**Brief**
Report the count of lines where the string "iões" appears, and nothing else.

**Supplied material**
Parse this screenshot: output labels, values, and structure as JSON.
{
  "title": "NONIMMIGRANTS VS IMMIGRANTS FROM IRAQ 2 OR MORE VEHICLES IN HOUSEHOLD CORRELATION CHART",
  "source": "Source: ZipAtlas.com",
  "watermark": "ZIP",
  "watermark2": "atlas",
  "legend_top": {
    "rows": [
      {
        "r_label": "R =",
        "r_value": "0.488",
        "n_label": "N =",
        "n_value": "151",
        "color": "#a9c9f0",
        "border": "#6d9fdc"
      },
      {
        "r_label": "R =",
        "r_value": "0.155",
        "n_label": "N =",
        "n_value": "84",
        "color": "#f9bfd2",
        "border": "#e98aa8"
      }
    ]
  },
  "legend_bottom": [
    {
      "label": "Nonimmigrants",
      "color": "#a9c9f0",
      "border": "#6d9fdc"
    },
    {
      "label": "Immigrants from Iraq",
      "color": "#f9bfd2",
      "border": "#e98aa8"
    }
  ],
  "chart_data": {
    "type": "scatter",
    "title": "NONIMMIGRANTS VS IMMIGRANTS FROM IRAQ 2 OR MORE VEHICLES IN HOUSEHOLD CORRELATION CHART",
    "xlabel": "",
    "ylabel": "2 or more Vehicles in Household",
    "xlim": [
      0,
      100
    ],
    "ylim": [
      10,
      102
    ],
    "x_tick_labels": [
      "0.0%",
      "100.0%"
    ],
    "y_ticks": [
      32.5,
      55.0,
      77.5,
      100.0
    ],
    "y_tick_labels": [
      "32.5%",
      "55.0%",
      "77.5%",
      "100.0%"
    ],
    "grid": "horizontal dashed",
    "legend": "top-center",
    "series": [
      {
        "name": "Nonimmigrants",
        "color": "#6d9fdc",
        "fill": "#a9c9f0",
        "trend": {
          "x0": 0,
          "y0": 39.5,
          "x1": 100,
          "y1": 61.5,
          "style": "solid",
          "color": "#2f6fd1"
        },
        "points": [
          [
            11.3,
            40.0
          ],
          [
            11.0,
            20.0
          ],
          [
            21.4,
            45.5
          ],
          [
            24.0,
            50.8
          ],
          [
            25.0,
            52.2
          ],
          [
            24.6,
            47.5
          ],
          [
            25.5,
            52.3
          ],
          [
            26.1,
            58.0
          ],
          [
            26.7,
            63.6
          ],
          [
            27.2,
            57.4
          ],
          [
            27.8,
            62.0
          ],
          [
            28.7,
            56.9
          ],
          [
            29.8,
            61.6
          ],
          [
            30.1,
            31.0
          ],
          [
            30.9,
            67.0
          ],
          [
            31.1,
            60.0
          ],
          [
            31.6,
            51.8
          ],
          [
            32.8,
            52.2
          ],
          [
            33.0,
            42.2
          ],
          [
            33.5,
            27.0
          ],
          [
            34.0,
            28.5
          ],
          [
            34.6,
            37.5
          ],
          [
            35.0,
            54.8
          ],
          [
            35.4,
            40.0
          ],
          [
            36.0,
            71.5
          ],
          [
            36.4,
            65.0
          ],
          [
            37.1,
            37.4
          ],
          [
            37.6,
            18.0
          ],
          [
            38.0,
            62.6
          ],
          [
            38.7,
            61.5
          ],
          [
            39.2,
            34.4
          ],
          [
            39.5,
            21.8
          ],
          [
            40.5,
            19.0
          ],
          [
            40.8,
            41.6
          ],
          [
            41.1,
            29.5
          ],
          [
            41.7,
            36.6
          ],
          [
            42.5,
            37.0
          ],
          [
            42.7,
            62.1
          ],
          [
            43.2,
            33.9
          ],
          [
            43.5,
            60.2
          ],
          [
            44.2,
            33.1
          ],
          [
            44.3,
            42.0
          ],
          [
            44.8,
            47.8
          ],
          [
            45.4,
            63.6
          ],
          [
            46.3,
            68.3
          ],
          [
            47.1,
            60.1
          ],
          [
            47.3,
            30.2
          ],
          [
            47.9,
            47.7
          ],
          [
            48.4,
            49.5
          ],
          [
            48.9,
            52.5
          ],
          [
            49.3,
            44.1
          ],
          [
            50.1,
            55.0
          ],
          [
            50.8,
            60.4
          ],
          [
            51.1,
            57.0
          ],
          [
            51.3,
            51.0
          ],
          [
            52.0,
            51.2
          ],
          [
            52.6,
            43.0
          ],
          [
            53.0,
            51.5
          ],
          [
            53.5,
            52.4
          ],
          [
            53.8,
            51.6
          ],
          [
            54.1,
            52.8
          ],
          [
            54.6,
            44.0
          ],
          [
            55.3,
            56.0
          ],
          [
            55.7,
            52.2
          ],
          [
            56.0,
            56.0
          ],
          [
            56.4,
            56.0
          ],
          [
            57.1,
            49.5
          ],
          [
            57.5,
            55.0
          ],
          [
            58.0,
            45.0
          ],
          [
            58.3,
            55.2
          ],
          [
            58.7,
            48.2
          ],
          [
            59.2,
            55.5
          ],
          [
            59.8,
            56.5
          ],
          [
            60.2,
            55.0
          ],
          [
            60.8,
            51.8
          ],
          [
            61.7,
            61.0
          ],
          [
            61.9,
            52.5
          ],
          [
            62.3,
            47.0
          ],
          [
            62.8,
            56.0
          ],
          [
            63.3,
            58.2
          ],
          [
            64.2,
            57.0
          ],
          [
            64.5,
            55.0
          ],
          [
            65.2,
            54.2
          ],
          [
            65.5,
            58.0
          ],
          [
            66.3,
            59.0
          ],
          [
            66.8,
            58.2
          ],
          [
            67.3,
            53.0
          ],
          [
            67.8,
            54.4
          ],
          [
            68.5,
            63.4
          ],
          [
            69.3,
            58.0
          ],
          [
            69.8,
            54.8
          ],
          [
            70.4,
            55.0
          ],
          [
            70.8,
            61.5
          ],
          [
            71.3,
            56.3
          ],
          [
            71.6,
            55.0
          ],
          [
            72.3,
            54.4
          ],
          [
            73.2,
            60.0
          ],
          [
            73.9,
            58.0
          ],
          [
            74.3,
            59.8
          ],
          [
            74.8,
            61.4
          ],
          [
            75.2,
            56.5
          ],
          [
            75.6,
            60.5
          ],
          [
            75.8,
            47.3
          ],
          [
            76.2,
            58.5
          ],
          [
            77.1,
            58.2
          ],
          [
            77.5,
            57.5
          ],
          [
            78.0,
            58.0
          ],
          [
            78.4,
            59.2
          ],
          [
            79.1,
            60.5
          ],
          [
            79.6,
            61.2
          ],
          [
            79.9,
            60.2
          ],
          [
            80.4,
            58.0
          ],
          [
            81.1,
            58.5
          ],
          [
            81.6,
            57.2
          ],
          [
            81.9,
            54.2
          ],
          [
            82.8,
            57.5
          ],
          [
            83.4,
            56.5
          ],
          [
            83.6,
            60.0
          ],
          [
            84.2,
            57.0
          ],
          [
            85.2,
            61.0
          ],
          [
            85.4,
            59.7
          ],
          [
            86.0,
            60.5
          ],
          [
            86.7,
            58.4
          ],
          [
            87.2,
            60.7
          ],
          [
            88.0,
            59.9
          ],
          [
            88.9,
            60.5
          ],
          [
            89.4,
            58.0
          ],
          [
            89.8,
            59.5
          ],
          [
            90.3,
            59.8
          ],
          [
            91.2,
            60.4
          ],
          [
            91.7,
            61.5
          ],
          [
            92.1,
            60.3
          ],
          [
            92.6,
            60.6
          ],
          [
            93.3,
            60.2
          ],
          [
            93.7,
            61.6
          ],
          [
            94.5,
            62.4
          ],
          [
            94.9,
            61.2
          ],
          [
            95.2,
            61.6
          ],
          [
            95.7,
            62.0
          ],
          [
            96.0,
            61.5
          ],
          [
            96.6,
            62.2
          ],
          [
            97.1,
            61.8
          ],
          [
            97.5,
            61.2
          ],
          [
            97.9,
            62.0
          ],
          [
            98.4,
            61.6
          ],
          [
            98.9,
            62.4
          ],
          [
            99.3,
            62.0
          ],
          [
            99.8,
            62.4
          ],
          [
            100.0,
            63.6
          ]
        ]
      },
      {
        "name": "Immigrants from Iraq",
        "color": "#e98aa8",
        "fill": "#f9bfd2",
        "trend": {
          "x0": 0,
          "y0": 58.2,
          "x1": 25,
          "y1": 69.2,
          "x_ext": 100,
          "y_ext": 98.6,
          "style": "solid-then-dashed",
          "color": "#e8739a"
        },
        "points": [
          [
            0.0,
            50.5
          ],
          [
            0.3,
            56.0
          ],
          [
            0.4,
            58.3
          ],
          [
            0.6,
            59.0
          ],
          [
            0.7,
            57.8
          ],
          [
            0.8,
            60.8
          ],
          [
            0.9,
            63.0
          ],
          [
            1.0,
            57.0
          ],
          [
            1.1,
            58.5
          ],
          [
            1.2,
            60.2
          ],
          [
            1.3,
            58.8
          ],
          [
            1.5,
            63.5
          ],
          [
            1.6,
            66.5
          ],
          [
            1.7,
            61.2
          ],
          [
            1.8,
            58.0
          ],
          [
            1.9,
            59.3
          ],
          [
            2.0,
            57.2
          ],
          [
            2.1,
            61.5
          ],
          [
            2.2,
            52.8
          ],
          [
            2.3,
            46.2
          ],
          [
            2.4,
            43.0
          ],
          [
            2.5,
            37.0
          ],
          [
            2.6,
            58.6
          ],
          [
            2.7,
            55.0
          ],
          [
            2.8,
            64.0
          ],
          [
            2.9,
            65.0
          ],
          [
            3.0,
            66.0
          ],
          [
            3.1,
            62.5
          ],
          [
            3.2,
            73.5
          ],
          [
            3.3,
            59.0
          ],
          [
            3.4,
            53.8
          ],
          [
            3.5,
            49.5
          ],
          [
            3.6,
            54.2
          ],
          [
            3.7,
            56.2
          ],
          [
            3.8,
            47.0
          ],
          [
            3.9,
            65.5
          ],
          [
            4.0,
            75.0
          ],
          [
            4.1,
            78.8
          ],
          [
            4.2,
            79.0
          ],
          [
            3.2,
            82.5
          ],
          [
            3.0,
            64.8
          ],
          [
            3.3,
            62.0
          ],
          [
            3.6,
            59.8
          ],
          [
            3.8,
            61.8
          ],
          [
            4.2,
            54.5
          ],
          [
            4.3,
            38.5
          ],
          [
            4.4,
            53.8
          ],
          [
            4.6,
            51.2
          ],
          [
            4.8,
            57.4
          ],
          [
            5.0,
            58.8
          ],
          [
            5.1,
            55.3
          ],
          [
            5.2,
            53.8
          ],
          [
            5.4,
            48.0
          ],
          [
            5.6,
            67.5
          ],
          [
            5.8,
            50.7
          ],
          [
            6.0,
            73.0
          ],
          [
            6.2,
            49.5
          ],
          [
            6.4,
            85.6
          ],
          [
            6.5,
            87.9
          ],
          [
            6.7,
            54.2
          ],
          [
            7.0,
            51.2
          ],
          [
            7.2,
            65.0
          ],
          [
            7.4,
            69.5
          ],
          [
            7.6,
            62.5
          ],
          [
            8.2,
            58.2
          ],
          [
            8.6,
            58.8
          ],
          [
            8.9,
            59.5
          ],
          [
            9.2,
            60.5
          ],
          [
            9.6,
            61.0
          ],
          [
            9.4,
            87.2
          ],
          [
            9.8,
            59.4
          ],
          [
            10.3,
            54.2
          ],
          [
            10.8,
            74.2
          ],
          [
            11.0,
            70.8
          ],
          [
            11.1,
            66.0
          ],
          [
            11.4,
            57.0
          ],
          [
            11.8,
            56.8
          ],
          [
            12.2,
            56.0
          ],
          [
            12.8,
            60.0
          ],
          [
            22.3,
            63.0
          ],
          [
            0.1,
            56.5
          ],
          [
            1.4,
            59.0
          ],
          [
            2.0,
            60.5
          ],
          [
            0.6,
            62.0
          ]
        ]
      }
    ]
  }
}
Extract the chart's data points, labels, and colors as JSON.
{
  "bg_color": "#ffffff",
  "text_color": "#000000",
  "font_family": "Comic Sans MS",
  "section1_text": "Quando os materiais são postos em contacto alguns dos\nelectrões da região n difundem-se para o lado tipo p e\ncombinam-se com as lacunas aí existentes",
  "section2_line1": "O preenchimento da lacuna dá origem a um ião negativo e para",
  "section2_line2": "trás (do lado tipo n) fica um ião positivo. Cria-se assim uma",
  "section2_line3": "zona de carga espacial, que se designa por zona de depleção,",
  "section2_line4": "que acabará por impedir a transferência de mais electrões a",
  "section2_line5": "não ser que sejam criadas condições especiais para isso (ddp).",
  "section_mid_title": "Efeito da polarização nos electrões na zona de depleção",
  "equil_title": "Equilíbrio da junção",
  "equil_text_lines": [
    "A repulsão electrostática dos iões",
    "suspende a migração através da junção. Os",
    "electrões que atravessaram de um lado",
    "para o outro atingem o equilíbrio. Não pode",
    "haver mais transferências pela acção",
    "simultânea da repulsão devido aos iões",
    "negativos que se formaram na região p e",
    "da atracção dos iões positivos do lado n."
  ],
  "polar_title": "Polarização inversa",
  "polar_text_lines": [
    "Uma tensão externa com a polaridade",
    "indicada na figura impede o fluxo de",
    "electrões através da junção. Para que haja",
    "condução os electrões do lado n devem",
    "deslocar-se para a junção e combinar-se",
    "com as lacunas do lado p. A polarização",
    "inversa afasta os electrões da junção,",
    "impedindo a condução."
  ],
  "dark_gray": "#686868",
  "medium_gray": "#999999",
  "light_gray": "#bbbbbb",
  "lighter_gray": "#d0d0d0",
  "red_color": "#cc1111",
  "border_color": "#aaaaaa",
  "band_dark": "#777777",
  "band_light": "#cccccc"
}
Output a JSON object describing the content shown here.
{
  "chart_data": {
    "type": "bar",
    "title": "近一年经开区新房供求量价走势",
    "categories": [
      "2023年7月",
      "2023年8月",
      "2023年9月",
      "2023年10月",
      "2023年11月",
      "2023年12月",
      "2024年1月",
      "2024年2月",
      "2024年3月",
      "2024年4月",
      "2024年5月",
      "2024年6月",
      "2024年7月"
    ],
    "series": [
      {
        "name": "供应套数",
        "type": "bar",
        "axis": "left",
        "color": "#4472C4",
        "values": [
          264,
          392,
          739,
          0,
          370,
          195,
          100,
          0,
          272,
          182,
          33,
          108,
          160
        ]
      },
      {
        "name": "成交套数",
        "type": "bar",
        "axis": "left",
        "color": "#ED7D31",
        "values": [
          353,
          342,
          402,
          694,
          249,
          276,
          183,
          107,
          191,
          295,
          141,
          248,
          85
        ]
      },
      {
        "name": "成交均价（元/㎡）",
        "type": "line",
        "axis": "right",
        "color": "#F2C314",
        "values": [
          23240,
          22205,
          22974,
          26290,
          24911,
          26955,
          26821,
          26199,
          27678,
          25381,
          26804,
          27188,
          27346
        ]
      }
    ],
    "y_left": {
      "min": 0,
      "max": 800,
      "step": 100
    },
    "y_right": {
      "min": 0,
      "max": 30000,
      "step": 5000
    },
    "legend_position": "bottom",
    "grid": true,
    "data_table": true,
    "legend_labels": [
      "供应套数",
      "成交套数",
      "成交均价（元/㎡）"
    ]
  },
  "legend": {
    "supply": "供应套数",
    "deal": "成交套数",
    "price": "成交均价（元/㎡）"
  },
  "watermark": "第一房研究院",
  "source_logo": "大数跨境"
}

**Task response**
3